# Hello from Wisconsin



## ValettaKasal

Hello everyone! I am from Wisconsin where we have an awful lot of indoor time in the winter months. It's cold and snowy (expecting a snowstorm tomorrow 3/22/2011). This site is amazing! I'm so glad I found it and will be sure that my family members come and take a peek as well. :mrgreen:


----------



## LCGIRL

Hi Valetta
Welcome. Try and keep warm tomorrow when it snows. LOL I'm in Florida and have the A/C on to keep cool. LOL

Are you working on any right now? I'm working on a blue and white stripped sweater for my 2 month old grandson.

So once again, Welcome and I hope you enjoy this forum

Linda (Sebastian-Fla)


----------



## LadyDaVinciKnits

Hi from one "cheesehead" to another! Needles are ready, have enough stash, bring on the snow!! Stay warm and welcome!


----------



## ValettaKasal

they've updated our forcast and we fall in the 10 to 14 inch area - that's a real "ugh".....but, it won't stay. It's too late in the season-it'll melt quick. I have an afghan in the works - I think I'll get that out and work on it and stay warm.


----------



## pottymouthknitter

Another welcome from Milwaukee! What could be better than knitting in front of the fireplace during the long Wisconsin winter?


----------



## tootsie001

A welcome from a fellow wisconsinite. Where in Wi. do you live? I am from Brookfield, about 60 miles south of Madison. You are right about the weather. I enjoy baking some muffins or cookies and inviting a few knitters to hunker down with me. Or sometimes I only have my I pod to keep me company. Either way the outdoor looks like a snow globe. Beautiful!!! Enjoy the site as it is cyber friends at a click of the mouse. Tootsie001


----------



## Joann Cartwright

You took the words right out of my mouth haha. I am also a cheesehead & just finished the pink knit baby blanket. Have just a few rows left on the afghan & that will be finished. Last night started a neck scarf in the Red Heart Camo. "Woodsy". Then will have all my projects done. Want to start a ear warmer that ties under the chin, baby sweater & 2 needle socks. I like to have about 3-4 items going at once. Also I am going to start a prayer shawl. Weather is a mixture of rain, sleet & snow with wind. Poor Robins are huddled tog. so til next time have a good day all!! :lol:


----------



## 8169

Hello Everybody. I to am another Wisconsinite, from Manitowoc. I live 30 miles South of Green Bay. Home of the Superbowl Champs, Yea,. Love knitting and crocheting and sewing. Been doing them for over 30 years and enjoy every minute of it. Very relaxing for me. I am retired and so is my Husband. So I have alot of time to keep myself busy.It has been nice sharing my experience with you all Bye for now. Sandi Karlin


----------



## Linda6885

Another Linda from Wi. saying Hello back. I am in southern Wi where it has been raining since last night. About 2 inches expected. I have a lovely fire going to chase the cold dampness away while I am knitting.
■ ■ ■
* To be done *
**a.** In the forum thread, replace "afghan" with "quilt" and write out the part that opens with the words containing "Hi from one" and closes with "and stay warm.".
**b.** Reproduce the records from their first line through the line that contains "319, 524, 416]", including both of those lines.
The forum thread above and the records that follow are unrelated material.
■ ■ ■
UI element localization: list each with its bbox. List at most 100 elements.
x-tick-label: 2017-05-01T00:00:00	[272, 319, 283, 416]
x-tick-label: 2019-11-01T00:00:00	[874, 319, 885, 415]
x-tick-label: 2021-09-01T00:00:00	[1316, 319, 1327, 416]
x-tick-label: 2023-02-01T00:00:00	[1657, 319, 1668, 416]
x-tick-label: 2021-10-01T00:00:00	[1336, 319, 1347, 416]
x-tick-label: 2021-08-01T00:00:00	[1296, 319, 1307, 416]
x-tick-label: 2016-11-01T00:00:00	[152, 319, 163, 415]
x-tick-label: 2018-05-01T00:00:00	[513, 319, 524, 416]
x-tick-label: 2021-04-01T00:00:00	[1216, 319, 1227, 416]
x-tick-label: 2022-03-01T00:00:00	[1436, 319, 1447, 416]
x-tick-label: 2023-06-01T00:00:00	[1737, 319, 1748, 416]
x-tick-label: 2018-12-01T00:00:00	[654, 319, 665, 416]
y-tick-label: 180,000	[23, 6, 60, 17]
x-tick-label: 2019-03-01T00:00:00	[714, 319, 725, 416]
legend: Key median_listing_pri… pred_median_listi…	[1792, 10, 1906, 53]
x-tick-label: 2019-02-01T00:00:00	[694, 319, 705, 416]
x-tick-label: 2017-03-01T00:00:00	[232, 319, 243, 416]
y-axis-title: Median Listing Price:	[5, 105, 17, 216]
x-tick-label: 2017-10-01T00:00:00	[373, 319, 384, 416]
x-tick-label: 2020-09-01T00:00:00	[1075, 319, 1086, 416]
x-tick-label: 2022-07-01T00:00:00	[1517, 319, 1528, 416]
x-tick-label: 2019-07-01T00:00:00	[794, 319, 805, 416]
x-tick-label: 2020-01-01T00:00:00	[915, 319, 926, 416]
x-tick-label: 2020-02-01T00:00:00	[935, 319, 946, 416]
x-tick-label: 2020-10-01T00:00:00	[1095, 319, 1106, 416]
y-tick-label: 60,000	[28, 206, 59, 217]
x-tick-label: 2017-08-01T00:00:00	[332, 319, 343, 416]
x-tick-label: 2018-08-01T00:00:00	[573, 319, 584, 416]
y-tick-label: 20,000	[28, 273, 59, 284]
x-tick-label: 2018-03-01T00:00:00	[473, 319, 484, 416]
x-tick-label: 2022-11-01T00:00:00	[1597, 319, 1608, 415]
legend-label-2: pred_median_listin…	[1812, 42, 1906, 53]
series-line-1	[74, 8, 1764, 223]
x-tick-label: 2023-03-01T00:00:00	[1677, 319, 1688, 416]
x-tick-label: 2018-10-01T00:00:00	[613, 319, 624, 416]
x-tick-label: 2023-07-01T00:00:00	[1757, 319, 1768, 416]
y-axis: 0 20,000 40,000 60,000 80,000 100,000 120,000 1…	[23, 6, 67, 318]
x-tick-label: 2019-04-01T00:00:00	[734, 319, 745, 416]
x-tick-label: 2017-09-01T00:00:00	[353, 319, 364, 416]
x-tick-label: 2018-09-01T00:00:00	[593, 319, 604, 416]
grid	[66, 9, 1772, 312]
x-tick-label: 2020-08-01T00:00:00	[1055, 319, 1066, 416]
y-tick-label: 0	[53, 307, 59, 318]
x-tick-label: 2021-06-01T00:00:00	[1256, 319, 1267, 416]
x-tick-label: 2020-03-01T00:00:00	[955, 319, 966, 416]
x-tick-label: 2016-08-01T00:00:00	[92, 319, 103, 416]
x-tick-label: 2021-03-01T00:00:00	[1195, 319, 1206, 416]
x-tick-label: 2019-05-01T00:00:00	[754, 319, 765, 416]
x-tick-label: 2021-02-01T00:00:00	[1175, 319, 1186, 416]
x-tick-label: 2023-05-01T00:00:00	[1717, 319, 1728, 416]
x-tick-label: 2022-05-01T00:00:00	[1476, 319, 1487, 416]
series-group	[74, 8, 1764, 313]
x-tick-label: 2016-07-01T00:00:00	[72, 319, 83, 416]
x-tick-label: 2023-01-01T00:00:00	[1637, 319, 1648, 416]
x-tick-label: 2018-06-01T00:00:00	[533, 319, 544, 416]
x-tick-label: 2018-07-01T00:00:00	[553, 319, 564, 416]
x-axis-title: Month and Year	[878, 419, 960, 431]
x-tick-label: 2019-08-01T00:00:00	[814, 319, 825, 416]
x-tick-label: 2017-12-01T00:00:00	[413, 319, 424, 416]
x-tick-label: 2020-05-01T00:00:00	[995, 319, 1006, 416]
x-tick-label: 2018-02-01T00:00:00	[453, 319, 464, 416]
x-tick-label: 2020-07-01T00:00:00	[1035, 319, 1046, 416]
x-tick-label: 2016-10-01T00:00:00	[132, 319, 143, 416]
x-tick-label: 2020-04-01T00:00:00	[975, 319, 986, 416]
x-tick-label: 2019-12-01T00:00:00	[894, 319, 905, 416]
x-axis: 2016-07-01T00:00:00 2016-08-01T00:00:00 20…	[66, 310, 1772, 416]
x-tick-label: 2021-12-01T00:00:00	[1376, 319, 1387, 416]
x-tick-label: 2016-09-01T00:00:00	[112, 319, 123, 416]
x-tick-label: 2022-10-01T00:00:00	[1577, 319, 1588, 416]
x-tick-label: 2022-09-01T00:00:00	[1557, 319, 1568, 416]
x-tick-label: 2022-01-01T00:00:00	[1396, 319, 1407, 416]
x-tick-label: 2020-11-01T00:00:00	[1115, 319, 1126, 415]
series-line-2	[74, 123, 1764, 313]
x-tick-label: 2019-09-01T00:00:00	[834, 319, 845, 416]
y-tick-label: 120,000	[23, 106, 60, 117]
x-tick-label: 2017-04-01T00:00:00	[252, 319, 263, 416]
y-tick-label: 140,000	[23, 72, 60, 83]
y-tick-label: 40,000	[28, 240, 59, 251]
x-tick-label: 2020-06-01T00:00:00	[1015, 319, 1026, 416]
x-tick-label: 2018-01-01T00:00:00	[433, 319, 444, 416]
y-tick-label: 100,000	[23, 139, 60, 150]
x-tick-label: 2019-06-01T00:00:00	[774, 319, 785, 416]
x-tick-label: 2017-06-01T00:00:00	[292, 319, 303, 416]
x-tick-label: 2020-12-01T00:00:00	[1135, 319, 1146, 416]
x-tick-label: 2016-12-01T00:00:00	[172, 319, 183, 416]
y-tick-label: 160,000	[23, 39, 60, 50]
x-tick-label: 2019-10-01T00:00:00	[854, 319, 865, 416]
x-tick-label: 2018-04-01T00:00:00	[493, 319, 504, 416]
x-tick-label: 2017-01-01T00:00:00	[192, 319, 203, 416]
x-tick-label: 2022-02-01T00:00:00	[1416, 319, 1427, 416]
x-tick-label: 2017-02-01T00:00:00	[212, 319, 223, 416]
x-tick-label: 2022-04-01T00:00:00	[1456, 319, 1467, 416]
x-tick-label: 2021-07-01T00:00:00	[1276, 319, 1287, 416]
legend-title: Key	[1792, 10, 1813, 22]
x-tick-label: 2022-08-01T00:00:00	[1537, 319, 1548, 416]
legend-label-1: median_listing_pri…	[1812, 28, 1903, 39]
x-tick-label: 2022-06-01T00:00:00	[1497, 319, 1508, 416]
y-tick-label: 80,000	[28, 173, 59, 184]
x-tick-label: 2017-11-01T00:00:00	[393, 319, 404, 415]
■ ■ ■
* Set of answers *
**a.**
Hi from one "cheesehead" to another! Needles are ready, have enough stash, bring on the snow!! Stay warm and welcome!


----------



## ValettaKasal

they've updated our forcast and we fall in the 10 to 14 inch area - that's a real "ugh".....but, it won't stay. It's too late in the season-it'll melt quick. I have an quilt in the works - I think I'll get that out and work on it and stay warm.

**b.**
UI element localization: list each with its bbox. List at most 100 elements.
x-tick-label: 2017-05-01T00:00:00	[272, 319, 283, 416]
x-tick-label: 2019-11-01T00:00:00	[874, 319, 885, 415]
x-tick-label: 2021-09-01T00:00:00	[1316, 319, 1327, 416]
x-tick-label: 2023-02-01T00:00:00	[1657, 319, 1668, 416]
x-tick-label: 2021-10-01T00:00:00	[1336, 319, 1347, 416]
x-tick-label: 2021-08-01T00:00:00	[1296, 319, 1307, 416]
x-tick-label: 2016-11-01T00:00:00	[152, 319, 163, 415]
x-tick-label: 2018-05-01T00:00:00	[513, 319, 524, 416]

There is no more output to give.